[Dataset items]
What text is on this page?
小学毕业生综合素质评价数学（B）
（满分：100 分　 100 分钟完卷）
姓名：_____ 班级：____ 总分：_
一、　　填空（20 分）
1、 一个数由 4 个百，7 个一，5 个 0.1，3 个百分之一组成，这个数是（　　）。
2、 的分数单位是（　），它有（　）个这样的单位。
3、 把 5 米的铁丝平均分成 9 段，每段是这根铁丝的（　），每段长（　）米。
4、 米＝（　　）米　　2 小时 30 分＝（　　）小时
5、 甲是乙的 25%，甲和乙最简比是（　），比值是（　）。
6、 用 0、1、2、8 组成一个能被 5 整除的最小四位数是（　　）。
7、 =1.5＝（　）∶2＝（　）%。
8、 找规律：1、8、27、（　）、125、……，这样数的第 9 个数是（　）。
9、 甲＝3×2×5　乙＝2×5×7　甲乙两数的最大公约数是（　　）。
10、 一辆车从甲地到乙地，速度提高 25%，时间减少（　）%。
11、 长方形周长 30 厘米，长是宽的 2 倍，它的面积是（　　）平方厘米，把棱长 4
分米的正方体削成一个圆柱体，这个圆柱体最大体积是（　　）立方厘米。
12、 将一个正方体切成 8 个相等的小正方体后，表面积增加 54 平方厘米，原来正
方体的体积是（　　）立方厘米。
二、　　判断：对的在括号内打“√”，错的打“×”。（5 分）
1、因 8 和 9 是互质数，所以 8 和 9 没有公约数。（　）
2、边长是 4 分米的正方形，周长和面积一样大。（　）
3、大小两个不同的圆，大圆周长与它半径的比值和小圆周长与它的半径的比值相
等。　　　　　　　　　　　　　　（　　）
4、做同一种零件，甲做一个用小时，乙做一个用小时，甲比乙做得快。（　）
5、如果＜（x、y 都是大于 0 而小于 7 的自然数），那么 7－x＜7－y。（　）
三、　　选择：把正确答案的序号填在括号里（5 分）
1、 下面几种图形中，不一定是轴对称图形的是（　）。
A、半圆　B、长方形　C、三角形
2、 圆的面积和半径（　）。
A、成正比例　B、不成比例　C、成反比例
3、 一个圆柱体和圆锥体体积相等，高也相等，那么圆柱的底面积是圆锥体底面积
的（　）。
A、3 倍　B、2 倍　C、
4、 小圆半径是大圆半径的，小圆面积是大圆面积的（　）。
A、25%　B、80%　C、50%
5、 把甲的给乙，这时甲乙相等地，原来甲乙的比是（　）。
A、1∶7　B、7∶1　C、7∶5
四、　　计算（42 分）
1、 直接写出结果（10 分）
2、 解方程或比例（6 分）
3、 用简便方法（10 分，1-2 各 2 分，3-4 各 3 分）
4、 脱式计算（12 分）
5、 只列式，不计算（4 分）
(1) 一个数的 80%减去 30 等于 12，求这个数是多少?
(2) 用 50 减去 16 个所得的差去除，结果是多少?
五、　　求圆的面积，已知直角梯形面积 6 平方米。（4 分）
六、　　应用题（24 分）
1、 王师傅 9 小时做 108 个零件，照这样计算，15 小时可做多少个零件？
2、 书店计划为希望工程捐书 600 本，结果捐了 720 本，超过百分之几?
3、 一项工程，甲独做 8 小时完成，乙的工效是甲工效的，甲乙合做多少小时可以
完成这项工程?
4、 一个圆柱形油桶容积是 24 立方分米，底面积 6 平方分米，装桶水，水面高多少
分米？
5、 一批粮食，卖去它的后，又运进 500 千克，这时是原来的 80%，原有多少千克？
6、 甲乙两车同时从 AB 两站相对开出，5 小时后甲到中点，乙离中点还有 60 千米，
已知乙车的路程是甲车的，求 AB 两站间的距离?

§ Your task
All of the entries should be written out again exactly.

§ Result below
What text is on this page?
小学毕业生综合素质评价数学（B）
（满分：100 分　 100 分钟完卷）
姓名：_____ 班级：____ 总分：_
一、　　填空（20 分）
1、 一个数由 4 个百，7 个一，5 个 0.1，3 个百分之一组成，这个数是（　　）。
2、 的分数单位是（　），它有（　）个这样的单位。
3、 把 5 米的铁丝平均分成 9 段，每段是这根铁丝的（　），每段长（　）米。
4、 米＝（　　）米　　2 小时 30 分＝（　　）小时
5、 甲是乙的 25%，甲和乙最简比是（　），比值是（　）。
6、 用 0、1、2、8 组成一个能被 5 整除的最小四位数是（　　）。
7、 =1.5＝（　）∶2＝（　）%。
8、 找规律：1、8、27、（　）、125、……，这样数的第 9 个数是（　）。
9、 甲＝3×2×5　乙＝2×5×7　甲乙两数的最大公约数是（　　）。
10、 一辆车从甲地到乙地，速度提高 25%，时间减少（　）%。
11、 长方形周长 30 厘米，长是宽的 2 倍，它的面积是（　　）平方厘米，把棱长 4
分米的正方体削成一个圆柱体，这个圆柱体最大体积是（　　）立方厘米。
12、 将一个正方体切成 8 个相等的小正方体后，表面积增加 54 平方厘米，原来正
方体的体积是（　　）立方厘米。
二、　　判断：对的在括号内打“√”，错的打“×”。（5 分）
1、因 8 和 9 是互质数，所以 8 和 9 没有公约数。（　）
2、边长是 4 分米的正方形，周长和面积一样大。（　）
3、大小两个不同的圆，大圆周长与它半径的比值和小圆周长与它的半径的比值相
等。　　　　　　　　　　　　　　（　　）
4、做同一种零件，甲做一个用小时，乙做一个用小时，甲比乙做得快。（　）
5、如果＜（x、y 都是大于 0 而小于 7 的自然数），那么 7－x＜7－y。（　）
三、　　选择：把正确答案的序号填在括号里（5 分）
1、 下面几种图形中，不一定是轴对称图形的是（　）。
A、半圆　B、长方形　C、三角形
2、 圆的面积和半径（　）。
A、成正比例　B、不成比例　C、成反比例
3、 一个圆柱体和圆锥体体积相等，高也相等，那么圆柱的底面积是圆锥体底面积
的（　）。
A、3 倍　B、2 倍　C、
4、 小圆半径是大圆半径的，小圆面积是大圆面积的（　）。
A、25%　B、80%　C、50%
5、 把甲的给乙，这时甲乙相等地，原来甲乙的比是（　）。
A、1∶7　B、7∶1　C、7∶5
四、　　计算（42 分）
1、 直接写出结果（10 分）
2、 解方程或比例（6 分）
3、 用简便方法（10 分，1-2 各 2 分，3-4 各 3 分）
4、 脱式计算（12 分）
5、 只列式，不计算（4 分）
(1) 一个数的 80%减去 30 等于 12，求这个数是多少?
(2) 用 50 减去 16 个所得的差去除，结果是多少?
五、　　求圆的面积，已知直角梯形面积 6 平方米。（4 分）
六、　　应用题（24 分）
1、 王师傅 9 小时做 108 个零件，照这样计算，15 小时可做多少个零件？
2、 书店计划为希望工程捐书 600 本，结果捐了 720 本，超过百分之几?
3、 一项工程，甲独做 8 小时完成，乙的工效是甲工效的，甲乙合做多少小时可以
完成这项工程?
4、 一个圆柱形油桶容积是 24 立方分米，底面积 6 平方分米，装桶水，水面高多少
分米？
5、 一批粮食，卖去它的后，又运进 500 千克，这时是原来的 80%，原有多少千克？
6、 甲乙两车同时从 AB 两站相对开出，5 小时后甲到中点，乙离中点还有 60 千米，
已知乙车的路程是甲车的，求 AB 两站间的距离?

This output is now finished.